Every record below should be printed exactly as given.

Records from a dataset
BEGIN

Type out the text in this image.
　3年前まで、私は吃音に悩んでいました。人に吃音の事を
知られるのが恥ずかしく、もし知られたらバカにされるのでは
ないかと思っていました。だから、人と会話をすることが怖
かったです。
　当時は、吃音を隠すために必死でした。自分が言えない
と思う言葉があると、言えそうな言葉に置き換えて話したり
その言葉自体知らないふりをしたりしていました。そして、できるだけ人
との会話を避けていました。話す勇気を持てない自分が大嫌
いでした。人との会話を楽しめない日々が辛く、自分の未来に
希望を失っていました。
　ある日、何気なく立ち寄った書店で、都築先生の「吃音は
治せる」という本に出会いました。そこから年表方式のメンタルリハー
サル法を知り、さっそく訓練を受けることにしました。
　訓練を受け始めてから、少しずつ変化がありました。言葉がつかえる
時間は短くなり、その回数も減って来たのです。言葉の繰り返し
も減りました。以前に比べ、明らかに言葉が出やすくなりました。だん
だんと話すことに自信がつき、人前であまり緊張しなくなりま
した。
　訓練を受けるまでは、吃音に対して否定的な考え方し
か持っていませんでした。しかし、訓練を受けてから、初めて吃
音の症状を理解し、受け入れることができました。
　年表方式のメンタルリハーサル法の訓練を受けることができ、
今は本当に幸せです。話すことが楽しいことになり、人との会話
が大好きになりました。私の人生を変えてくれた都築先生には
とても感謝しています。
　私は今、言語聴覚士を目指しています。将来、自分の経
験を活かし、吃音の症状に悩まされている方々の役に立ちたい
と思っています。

END

# Output of the task
Type out the text in this image.
　3年前まで、私は吃音に悩んでいました。人に吃音の事を
知られるのが恥ずかしく、もし知られたらバカにされるのでは
ないかと思っていました。だから、人と会話をすることが怖
かったです。
　当時は、吃音を隠すために必死でした。自分が言えない
と思う言葉があると、言えそうな言葉に置き換えて話したり
その言葉自体知らないふりをしたりしていました。そして、できるだけ人
との会話を避けていました。話す勇気を持てない自分が大嫌
いでした。人との会話を楽しめない日々が辛く、自分の未来に
希望を失っていました。
　ある日、何気なく立ち寄った書店で、都築先生の「吃音は
治せる」という本に出会いました。そこから年表方式のメンタルリハー
サル法を知り、さっそく訓練を受けることにしました。
　訓練を受け始めてから、少しずつ変化がありました。言葉がつかえる
時間は短くなり、その回数も減って来たのです。言葉の繰り返し
も減りました。以前に比べ、明らかに言葉が出やすくなりました。だん
だんと話すことに自信がつき、人前であまり緊張しなくなりま
した。
　訓練を受けるまでは、吃音に対して否定的な考え方し
か持っていませんでした。しかし、訓練を受けてから、初めて吃
音の症状を理解し、受け入れることができました。
　年表方式のメンタルリハーサル法の訓練を受けることができ、
今は本当に幸せです。話すことが楽しいことになり、人との会話
が大好きになりました。私の人生を変えてくれた都築先生には
とても感謝しています。
　私は今、言語聴覚士を目指しています。将来、自分の経
験を活かし、吃音の症状に悩まされている方々の役に立ちたい
と思っています。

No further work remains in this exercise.